#### Work required:
Repeat every entry word for word, but leave the images out of your copy.

Structured figure records

----

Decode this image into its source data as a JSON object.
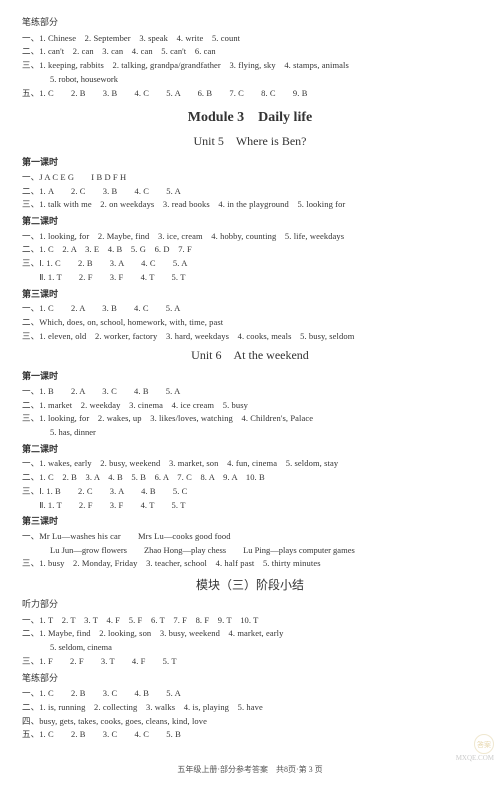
{
  "header": {
    "section": "笔练部分"
  },
  "intro": {
    "l1": "一、1. Chinese　2. September　3. speak　4. write　5. count",
    "l2": "二、1. can't　2. can　3. can　4. can　5. can't　6. can",
    "l3": "三、1. keeping, rabbits　2. talking, grandpa/grandfather　3. flying, sky　4. stamps, animals",
    "l3b": "5. robot, housework",
    "l4": "五、1. C　　2. B　　3. B　　4. C　　5. A　　6. B　　7. C　　8. C　　9. B"
  },
  "module3": {
    "title": "Module 3　Daily life",
    "unit5": {
      "title": "Unit 5　Where is Ben?",
      "c1": {
        "label": "第一课时",
        "l1": "一、J A C E G　　I B D F H",
        "l2": "二、1. A　　2. C　　3. B　　4. C　　5. A",
        "l3": "三、1. talk with me　2. on weekdays　3. read books　4. in the playground　5. looking for"
      },
      "c2": {
        "label": "第二课时",
        "l1": "一、1. looking, for　2. Maybe, find　3. ice, cream　4. hobby, counting　5. life, weekdays",
        "l2": "二、1. C　2. A　3. E　4. B　5. G　6. D　7. F",
        "l3": "三、Ⅰ. 1. C　　2. B　　3. A　　4. C　　5. A",
        "l4": "　　Ⅱ. 1. T　　2. F　　3. F　　4. T　　5. T"
      },
      "c3": {
        "label": "第三课时",
        "l1": "一、1. C　　2. A　　3. B　　4. C　　5. A",
        "l2": "二、Which, does, on, school, homework, with, time, past",
        "l3": "三、1. eleven, old　2. worker, factory　3. hard, weekdays　4. cooks, meals　5. busy, seldom"
      }
    },
    "unit6": {
      "title": "Unit 6　At the weekend",
      "c1": {
        "label": "第一课时",
        "l1": "一、1. B　　2. A　　3. C　　4. B　　5. A",
        "l2": "二、1. market　2. weekday　3. cinema　4. ice cream　5. busy",
        "l3": "三、1. looking, for　2. wakes, up　3. likes/loves, watching　4. Children's, Palace",
        "l3b": "5. has, dinner"
      },
      "c2": {
        "label": "第二课时",
        "l1": "一、1. wakes, early　2. busy, weekend　3. market, son　4. fun, cinema　5. seldom, stay",
        "l2": "二、1. C　2. B　3. A　4. B　5. B　6. A　7. C　8. A　9. A　10. B",
        "l3": "三、Ⅰ. 1. B　　2. C　　3. A　　4. B　　5. C",
        "l4": "　　Ⅱ. 1. T　　2. F　　3. F　　4. T　　5. T"
      },
      "c3": {
        "label": "第三课时",
        "l1": "一、Mr Lu—washes his car　　Mrs Lu—cooks good food",
        "l1b": "Lu Jun—grow flowers　　Zhao Hong—play chess　　Lu Ping—plays computer games",
        "l2": "三、1. busy　2. Monday, Friday　3. teacher, school　4. half past　5. thirty minutes"
      }
    }
  },
  "stage": {
    "title": "模块（三）阶段小结",
    "listen": {
      "label": "听力部分",
      "l1": "一、1. T　2. T　3. T　4. F　5. F　6. T　7. F　8. F　9. T　10. T",
      "l2": "二、1. Maybe, find　2. looking, son　3. busy, weekend　4. market, early",
      "l2b": "5. seldom, cinema",
      "l3": "三、1. F　　2. F　　3. T　　4. F　　5. T"
    },
    "write": {
      "label": "笔练部分",
      "l1": "一、1. C　　2. B　　3. C　　4. B　　5. A",
      "l2": "二、1. is, running　2. collecting　3. walks　4. is, playing　5. have",
      "l3": "四、busy, gets, takes, cooks, goes, cleans, kind, love",
      "l4": "五、1. C　　2. B　　3. C　　4. C　　5. B"
    }
  },
  "footer": "五年级上册·部分参考答案　共8页·第 3 页",
  "watermark": {
    "circle": "答案",
    "site": "MXQE.COM"
  }
}
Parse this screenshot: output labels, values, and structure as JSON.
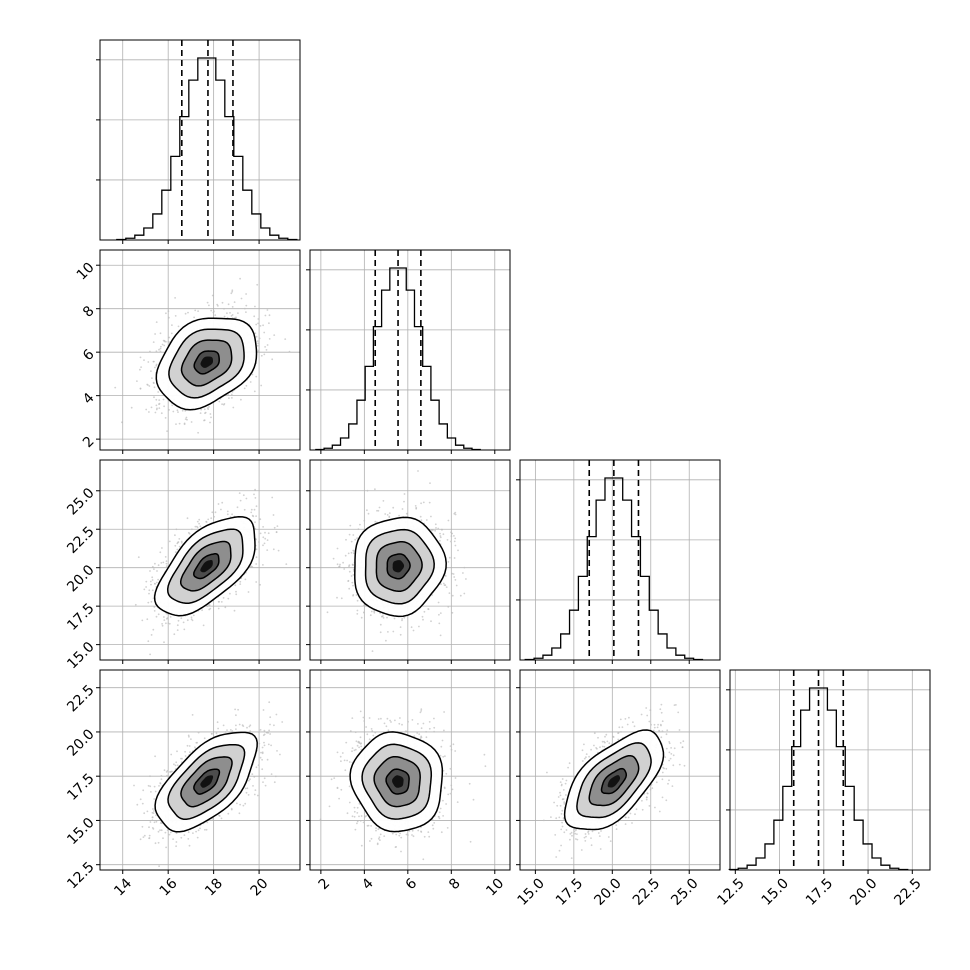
{
  "chart_data": {
    "type": "corner",
    "title": "",
    "grid": true,
    "variables": [
      {
        "xlim": [
          13.0,
          21.8
        ],
        "ylim": [
          1.5,
          10.7
        ],
        "ticks": [
          14,
          16,
          18,
          20
        ],
        "tick_labels": [
          "14",
          "16",
          "18",
          "20"
        ],
        "mean": 17.7,
        "std": 1.1,
        "quantiles": [
          16.6,
          17.75,
          18.85
        ]
      },
      {
        "xlim": [
          1.5,
          10.7
        ],
        "ylim": [
          1.5,
          10.7
        ],
        "ticks": [
          2,
          4,
          6,
          8,
          10
        ],
        "tick_labels": [
          "2",
          "4",
          "6",
          "8",
          "10"
        ],
        "mean": 5.55,
        "std": 1.05,
        "quantiles": [
          4.5,
          5.55,
          6.6
        ]
      },
      {
        "xlim": [
          14.0,
          27.0
        ],
        "ylim": [
          14.0,
          27.0
        ],
        "ticks": [
          15.0,
          17.5,
          20.0,
          22.5,
          25.0
        ],
        "tick_labels": [
          "15.0",
          "17.5",
          "20.0",
          "22.5",
          "25.0"
        ],
        "mean": 20.1,
        "std": 1.6,
        "quantiles": [
          18.5,
          20.1,
          21.7
        ]
      },
      {
        "xlim": [
          12.2,
          23.5
        ],
        "ylim": [
          12.2,
          23.5
        ],
        "ticks": [
          12.5,
          15.0,
          17.5,
          20.0,
          22.5
        ],
        "tick_labels": [
          "12.5",
          "15.0",
          "17.5",
          "20.0",
          "22.5"
        ],
        "mean": 17.2,
        "std": 1.4,
        "quantiles": [
          15.8,
          17.2,
          18.6
        ]
      }
    ],
    "correlations": {
      "1-0": 0.3,
      "2-0": 0.6,
      "2-1": 0.05,
      "3-0": 0.6,
      "3-1": -0.05,
      "3-2": 0.6
    },
    "contour_levels_sigma": [
      0.5,
      1.0,
      1.5,
      2.0
    ],
    "quantile_style": "dashed"
  }
}
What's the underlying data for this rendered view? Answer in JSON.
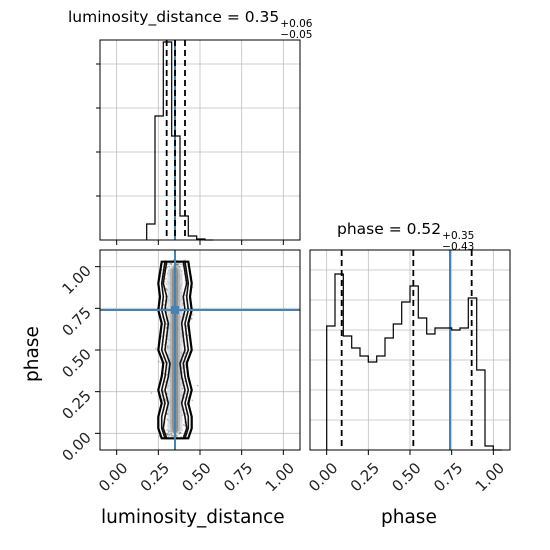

----

#### Response to the exercise:
Decode this image into its source data as a JSON object.
{
  "header": {
    "section": "笔练部分"
  },
  "intro": {
    "l1": "一、1. Chinese　2. September　3. speak　4. write　5. count",
    "l2": "二、1. can't　2. can　3. can　4. can　5. can't　6. can",
    "l3": "三、1. keeping, rabbits　2. talking, grandpa/grandfather　3. flying, sky　4. stamps, animals",
    "l3b": "5. robot, housework",
    "l4": "五、1. C　　2. B　　3. B　　4. C　　5. A　　6. B　　7. C　　8. C　　9. B"
  },
  "module3": {
    "title": "Module 3　Daily life",
    "unit5": {
      "title": "Unit 5　Where is Ben?",
      "c1": {
        "label": "第一课时",
        "l1": "一、J A C E G　　I B D F H",
        "l2": "二、1. A　　2. C　　3. B　　4. C　　5. A",
        "l3": "三、1. talk with me　2. on weekdays　3. read books　4. in the playground　5. looking for"
      },
      "c2": {
        "label": "第二课时",
        "l1": "一、1. looking, for　2. Maybe, find　3. ice, cream　4. hobby, counting　5. life, weekdays",
        "l2": "二、1. C　2. A　3. E　4. B　5. G　6. D　7. F",
        "l3": "三、Ⅰ. 1. C　　2. B　　3. A　　4. C　　5. A",
        "l4": "　　Ⅱ. 1. T　　2. F　　3. F　　4. T　　5. T"
      },
      "c3": {
        "label": "第三课时",
        "l1": "一、1. C　　2. A　　3. B　　4. C　　5. A",
        "l2": "二、Which, does, on, school, homework, with, time, past",
        "l3": "三、1. eleven, old　2. worker, factory　3. hard, weekdays　4. cooks, meals　5. busy, seldom"
      }
    },
    "unit6": {
      "title": "Unit 6　At the weekend",
      "c1": {
        "label": "第一课时",
        "l1": "一、1. B　　2. A　　3. C　　4. B　　5. A",
        "l2": "二、1. market　2. weekday　3. cinema　4. ice cream　5. busy",
        "l3": "三、1. looking, for　2. wakes, up　3. likes/loves, watching　4. Children's, Palace",
        "l3b": "5. has, dinner"
      },
      "c2": {
        "label": "第二课时",
        "l1": "一、1. wakes, early　2. busy, weekend　3. market, son　4. fun, cinema　5. seldom, stay",
        "l2": "二、1. C　2. B　3. A　4. B　5. B　6. A　7. C　8. A　9. A　10. B",
        "l3": "三、Ⅰ. 1. B　　2. C　　3. A　　4. B　　5. C",
        "l4": "　　Ⅱ. 1. T　　2. F　　3. F　　4. T　　5. T"
      },
      "c3": {
        "label": "第三课时",
        "l1": "一、Mr Lu—washes his car　　Mrs Lu—cooks good food",
        "l1b": "Lu Jun—grow flowers　　Zhao Hong—play chess　　Lu Ping—plays computer games",
        "l2": "三、1. busy　2. Monday, Friday　3. teacher, school　4. half past　5. thirty minutes"
      }
    }
  },
  "stage": {
    "title": "模块（三）阶段小结",
    "listen": {
      "label": "听力部分",
      "l1": "一、1. T　2. T　3. T　4. F　5. F　6. T　7. F　8. F　9. T　10. T",
      "l2": "二、1. Maybe, find　2. looking, son　3. busy, weekend　4. market, early",
      "l2b": "5. seldom, cinema",
      "l3": "三、1. F　　2. F　　3. T　　4. F　　5. T"
    },
    "write": {
      "label": "笔练部分",
      "l1": "一、1. C　　2. B　　3. C　　4. B　　5. A",
      "l2": "二、1. is, running　2. collecting　3. walks　4. is, playing　5. have",
      "l3": "四、busy, gets, takes, cooks, goes, cleans, kind, love",
      "l4": "五、1. C　　2. B　　3. C　　4. C　　5. B"
    }
  },
  "footer": "五年级上册·部分参考答案　共8页·第 3 页",
  "watermark": {
    "circle": "答案",
    "site": "MXQE.COM"
  }
}
Parse this screenshot: output labels, values, and structure as JSON.
{
  "chart_data": {
    "type": "corner",
    "title": "",
    "grid": true,
    "variables": [
      {
        "xlim": [
          13.0,
          21.8
        ],
        "ylim": [
          1.5,
          10.7
        ],
        "ticks": [
          14,
          16,
          18,
          20
        ],
        "tick_labels": [
          "14",
          "16",
          "18",
          "20"
        ],
        "mean": 17.7,
        "std": 1.1,
        "quantiles": [
          16.6,
          17.75,
          18.85
        ]
      },
      {
        "xlim": [
          1.5,
          10.7
        ],
        "ylim": [
          1.5,
          10.7
        ],
        "ticks": [
          2,
          4,
          6,
          8,
          10
        ],
        "tick_labels": [
          "2",
          "4",
          "6",
          "8",
          "10"
        ],
        "mean": 5.55,
        "std": 1.05,
        "quantiles": [
          4.5,
          5.55,
          6.6
        ]
      },
      {
        "xlim": [
          14.0,
          27.0
        ],
        "ylim": [
          14.0,
          27.0
        ],
        "ticks": [
          15.0,
          17.5,
          20.0,
          22.5,
          25.0
        ],
        "tick_labels": [
          "15.0",
          "17.5",
          "20.0",
          "22.5",
          "25.0"
        ],
        "mean": 20.1,
        "std": 1.6,
        "quantiles": [
          18.5,
          20.1,
          21.7
        ]
      },
      {
        "xlim": [
          12.2,
          23.5
        ],
        "ylim": [
          12.2,
          23.5
        ],
        "ticks": [
          12.5,
          15.0,
          17.5,
          20.0,
          22.5
        ],
        "tick_labels": [
          "12.5",
          "15.0",
          "17.5",
          "20.0",
          "22.5"
        ],
        "mean": 17.2,
        "std": 1.4,
        "quantiles": [
          15.8,
          17.2,
          18.6
        ]
      }
    ],
    "correlations": {
      "1-0": 0.3,
      "2-0": 0.6,
      "2-1": 0.05,
      "3-0": 0.6,
      "3-1": -0.05,
      "3-2": 0.6
    },
    "contour_levels_sigma": [
      0.5,
      1.0,
      1.5,
      2.0
    ],
    "quantile_style": "dashed"
  }
}
What's the underlying data for this rendered view? Answer in JSON.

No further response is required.